_Material supplied_
▬▬▬▬▬▬
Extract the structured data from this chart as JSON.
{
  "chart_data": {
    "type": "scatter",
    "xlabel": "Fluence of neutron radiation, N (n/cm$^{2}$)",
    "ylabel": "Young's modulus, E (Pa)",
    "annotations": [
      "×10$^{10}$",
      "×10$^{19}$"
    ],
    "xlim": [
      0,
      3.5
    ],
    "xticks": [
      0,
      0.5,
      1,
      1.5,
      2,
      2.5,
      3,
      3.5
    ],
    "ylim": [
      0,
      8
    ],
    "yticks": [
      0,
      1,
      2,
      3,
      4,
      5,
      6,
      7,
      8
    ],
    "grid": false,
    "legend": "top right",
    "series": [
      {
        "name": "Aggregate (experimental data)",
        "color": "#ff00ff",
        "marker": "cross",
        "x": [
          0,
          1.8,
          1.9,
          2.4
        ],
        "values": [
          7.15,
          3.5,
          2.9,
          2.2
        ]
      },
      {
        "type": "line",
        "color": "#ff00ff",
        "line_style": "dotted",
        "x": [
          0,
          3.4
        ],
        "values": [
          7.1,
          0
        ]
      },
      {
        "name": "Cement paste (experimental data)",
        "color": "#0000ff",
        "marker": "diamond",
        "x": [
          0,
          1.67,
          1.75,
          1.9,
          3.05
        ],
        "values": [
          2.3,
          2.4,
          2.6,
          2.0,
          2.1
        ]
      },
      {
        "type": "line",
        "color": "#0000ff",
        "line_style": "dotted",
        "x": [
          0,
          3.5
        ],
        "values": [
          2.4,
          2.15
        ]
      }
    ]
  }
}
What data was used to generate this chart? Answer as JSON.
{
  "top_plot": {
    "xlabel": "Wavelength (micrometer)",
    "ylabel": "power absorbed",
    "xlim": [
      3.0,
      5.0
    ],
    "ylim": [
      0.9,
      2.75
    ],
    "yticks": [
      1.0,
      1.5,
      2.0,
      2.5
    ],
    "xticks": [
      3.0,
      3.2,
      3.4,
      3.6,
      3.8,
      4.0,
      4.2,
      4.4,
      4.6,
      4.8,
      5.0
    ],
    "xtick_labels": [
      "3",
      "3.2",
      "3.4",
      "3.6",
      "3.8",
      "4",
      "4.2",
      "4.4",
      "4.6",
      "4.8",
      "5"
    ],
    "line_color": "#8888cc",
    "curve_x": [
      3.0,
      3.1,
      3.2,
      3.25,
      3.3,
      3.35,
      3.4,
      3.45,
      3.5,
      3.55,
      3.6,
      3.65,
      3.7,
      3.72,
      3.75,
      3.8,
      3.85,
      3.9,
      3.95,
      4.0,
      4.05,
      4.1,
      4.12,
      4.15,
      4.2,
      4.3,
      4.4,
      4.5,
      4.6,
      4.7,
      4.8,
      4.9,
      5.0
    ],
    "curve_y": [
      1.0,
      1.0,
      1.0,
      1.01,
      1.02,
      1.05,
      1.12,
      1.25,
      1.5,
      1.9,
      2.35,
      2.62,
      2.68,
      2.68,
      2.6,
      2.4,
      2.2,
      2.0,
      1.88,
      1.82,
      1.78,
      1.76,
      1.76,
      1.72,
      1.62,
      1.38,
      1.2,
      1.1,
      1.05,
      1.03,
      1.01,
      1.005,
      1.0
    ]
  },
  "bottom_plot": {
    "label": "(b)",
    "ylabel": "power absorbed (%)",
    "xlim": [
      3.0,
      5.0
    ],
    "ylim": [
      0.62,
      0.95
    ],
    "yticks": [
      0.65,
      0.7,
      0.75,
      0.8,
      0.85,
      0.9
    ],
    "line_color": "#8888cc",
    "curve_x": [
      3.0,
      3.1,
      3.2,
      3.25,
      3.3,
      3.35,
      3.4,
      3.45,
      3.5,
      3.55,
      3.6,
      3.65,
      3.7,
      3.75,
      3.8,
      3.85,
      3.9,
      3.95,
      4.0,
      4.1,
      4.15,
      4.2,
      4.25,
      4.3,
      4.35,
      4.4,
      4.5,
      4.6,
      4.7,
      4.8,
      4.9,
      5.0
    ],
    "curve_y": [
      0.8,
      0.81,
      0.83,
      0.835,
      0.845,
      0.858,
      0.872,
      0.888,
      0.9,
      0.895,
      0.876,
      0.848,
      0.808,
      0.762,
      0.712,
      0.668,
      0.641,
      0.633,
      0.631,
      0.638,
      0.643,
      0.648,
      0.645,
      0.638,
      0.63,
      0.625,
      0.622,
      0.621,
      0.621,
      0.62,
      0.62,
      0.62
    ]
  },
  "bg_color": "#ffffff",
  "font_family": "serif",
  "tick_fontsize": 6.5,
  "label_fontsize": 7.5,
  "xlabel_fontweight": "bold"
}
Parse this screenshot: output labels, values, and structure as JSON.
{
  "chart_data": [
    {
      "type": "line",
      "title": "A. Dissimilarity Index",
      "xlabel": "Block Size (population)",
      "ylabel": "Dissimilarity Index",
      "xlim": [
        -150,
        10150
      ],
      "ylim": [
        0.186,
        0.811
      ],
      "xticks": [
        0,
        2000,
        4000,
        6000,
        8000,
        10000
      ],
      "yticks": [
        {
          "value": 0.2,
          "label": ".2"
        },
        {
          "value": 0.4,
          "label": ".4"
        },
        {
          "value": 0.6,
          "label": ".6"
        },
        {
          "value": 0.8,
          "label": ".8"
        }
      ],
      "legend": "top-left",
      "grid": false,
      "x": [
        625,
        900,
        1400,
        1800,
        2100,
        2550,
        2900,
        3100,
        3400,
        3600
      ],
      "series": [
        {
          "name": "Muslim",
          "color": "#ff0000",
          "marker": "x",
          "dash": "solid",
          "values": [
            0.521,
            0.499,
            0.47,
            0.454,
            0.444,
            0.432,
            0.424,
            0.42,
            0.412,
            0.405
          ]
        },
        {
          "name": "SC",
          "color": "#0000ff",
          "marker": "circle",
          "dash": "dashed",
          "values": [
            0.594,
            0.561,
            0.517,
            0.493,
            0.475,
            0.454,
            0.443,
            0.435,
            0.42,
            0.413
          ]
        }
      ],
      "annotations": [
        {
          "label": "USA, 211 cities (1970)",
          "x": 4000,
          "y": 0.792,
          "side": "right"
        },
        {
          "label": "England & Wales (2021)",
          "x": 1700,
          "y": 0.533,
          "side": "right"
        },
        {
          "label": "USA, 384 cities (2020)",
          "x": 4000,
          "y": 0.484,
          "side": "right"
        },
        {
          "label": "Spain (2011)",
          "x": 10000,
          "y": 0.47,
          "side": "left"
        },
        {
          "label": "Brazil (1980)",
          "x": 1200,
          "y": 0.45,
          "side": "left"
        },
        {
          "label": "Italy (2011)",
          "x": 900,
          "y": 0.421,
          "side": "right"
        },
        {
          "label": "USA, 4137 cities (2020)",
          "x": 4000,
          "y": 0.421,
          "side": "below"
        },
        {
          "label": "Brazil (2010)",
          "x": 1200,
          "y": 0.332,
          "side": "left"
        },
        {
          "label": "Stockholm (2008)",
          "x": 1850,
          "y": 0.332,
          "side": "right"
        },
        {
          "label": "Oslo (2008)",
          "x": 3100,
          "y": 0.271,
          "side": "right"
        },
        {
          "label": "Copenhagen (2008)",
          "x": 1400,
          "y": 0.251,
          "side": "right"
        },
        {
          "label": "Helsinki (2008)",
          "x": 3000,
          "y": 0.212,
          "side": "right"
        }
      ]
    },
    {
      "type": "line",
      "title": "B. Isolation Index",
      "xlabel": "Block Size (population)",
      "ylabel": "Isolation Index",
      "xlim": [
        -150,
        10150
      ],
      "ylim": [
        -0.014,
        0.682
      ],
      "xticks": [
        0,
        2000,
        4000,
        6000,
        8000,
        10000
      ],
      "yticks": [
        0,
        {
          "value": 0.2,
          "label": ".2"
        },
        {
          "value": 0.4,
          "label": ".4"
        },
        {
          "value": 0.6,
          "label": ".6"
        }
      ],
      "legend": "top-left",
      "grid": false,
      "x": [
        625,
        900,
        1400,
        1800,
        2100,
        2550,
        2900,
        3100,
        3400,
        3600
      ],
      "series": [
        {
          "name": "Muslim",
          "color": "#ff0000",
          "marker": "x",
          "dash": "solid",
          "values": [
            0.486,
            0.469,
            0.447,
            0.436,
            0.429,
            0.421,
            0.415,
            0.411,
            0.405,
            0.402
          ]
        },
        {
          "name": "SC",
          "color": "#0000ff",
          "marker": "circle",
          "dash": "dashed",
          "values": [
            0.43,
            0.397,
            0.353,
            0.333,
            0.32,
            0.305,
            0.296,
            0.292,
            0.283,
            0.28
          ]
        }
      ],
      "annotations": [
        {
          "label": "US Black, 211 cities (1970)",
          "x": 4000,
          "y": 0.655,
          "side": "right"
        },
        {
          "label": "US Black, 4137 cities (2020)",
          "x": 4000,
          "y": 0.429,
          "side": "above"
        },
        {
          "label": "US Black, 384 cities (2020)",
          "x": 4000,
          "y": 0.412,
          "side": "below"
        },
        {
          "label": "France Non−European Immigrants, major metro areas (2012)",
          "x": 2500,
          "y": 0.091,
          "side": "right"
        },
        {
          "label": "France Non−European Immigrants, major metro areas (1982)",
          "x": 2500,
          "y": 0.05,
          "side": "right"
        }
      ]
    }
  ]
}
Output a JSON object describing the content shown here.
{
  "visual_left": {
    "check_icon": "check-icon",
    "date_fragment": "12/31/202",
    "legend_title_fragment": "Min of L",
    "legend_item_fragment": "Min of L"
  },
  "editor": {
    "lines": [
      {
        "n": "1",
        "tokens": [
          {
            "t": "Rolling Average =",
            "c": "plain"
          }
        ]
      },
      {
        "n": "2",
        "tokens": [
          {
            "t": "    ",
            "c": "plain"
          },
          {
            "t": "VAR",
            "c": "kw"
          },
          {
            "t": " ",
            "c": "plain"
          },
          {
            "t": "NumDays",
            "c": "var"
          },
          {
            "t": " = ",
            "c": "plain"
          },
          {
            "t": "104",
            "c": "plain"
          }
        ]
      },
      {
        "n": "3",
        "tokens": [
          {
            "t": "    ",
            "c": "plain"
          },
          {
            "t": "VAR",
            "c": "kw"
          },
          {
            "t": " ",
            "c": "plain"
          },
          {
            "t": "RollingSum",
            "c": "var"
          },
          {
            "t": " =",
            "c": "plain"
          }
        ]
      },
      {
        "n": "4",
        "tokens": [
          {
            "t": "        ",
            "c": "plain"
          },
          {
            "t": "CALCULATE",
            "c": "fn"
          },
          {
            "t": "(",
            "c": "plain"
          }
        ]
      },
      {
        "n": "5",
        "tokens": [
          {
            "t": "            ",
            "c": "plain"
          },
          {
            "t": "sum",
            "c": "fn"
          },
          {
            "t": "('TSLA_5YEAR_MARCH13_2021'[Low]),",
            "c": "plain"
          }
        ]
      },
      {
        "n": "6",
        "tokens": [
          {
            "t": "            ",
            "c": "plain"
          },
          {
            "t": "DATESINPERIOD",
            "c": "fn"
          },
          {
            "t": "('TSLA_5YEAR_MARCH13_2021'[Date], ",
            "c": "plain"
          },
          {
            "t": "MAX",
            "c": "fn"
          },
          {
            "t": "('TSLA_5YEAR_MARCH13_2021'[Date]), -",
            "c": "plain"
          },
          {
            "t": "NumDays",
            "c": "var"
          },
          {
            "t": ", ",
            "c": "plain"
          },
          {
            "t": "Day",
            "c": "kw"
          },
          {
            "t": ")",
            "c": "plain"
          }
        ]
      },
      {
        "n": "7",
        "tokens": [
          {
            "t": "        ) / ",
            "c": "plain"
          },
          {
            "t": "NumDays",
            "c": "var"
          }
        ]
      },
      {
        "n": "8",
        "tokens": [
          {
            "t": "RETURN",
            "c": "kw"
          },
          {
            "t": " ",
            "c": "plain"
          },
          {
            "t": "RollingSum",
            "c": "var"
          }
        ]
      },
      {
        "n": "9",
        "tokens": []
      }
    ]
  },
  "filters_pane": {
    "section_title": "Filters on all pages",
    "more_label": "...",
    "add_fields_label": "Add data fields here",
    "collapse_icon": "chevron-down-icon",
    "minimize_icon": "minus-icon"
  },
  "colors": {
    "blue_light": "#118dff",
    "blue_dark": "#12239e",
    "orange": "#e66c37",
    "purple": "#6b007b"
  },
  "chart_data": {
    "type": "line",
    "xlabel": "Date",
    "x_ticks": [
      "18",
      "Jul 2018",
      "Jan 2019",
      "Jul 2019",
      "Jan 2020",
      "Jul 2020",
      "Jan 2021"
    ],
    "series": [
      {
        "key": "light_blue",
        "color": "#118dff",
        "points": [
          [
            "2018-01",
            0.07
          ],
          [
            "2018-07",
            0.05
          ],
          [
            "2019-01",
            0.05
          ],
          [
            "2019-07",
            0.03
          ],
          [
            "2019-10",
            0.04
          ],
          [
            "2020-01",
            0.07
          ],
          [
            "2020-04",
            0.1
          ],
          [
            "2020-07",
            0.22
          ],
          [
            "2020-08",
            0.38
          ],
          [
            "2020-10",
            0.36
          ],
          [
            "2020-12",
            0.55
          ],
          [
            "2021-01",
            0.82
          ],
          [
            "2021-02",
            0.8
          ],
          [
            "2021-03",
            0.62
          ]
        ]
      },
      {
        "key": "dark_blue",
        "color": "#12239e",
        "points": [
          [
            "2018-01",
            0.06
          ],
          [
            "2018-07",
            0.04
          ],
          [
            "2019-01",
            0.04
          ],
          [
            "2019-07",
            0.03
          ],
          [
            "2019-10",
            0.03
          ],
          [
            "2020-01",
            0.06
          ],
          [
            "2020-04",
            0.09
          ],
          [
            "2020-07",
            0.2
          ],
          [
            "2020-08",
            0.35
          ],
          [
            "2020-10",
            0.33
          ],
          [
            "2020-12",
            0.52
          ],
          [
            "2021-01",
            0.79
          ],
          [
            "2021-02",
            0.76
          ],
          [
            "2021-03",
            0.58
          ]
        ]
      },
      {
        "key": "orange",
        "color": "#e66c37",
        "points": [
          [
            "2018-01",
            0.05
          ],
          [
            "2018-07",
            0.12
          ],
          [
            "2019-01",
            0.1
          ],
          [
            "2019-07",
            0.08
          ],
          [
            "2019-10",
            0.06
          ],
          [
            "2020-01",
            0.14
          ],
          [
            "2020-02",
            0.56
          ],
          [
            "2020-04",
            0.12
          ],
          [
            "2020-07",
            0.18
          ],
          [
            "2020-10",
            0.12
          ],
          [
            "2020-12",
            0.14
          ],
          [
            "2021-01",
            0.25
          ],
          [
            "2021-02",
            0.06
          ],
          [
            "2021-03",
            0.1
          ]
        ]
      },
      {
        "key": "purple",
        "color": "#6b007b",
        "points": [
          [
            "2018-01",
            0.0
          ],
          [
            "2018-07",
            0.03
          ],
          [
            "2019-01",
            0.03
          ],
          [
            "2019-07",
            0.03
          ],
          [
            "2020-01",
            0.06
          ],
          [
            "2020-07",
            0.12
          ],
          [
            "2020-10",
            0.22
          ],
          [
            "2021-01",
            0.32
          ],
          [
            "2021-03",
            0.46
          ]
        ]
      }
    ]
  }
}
▬▬▬▬▬▬
_What is expected_
Copy out each line of the records that holds the string "absorbed".

_Reply_
    "ylabel": "power absorbed",
    "ylabel": "power absorbed (%)",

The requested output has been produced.